» Aim: Your task is to locate every line holding the string "расходометрии" and to copy each of them.

» Task data:
+ + +
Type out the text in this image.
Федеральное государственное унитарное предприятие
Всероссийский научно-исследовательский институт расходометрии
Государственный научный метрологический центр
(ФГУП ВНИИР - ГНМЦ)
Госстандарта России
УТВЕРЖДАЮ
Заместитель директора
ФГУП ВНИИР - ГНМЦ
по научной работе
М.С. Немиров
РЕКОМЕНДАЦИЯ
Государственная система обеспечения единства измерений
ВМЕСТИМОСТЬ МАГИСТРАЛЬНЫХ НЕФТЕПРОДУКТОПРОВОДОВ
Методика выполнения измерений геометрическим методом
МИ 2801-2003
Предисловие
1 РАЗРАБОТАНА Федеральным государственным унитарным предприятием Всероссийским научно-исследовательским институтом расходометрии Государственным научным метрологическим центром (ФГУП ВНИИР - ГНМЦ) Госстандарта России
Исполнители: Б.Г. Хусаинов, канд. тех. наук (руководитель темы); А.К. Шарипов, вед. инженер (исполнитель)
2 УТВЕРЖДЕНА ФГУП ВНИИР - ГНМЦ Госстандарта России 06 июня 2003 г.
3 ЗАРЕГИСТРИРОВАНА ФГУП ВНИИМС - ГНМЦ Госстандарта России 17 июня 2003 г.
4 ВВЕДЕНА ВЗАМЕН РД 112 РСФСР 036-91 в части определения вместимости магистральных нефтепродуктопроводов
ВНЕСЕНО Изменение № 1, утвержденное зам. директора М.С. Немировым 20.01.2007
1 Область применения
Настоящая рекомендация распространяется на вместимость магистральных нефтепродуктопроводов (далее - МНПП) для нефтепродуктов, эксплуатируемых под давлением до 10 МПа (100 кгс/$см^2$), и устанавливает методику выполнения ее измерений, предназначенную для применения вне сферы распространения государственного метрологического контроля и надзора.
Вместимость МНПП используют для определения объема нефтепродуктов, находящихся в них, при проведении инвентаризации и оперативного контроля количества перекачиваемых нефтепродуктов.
+ + +
» Task response:
Всероссийский научно-исследовательский институт расходометрии
1 РАЗРАБОТАНА Федеральным государственным унитарным предприятием Всероссийским научно-исследовательским институтом расходометрии Государственным научным метрологическим центром (ФГУП ВНИИР - ГНМЦ) Госстандарта России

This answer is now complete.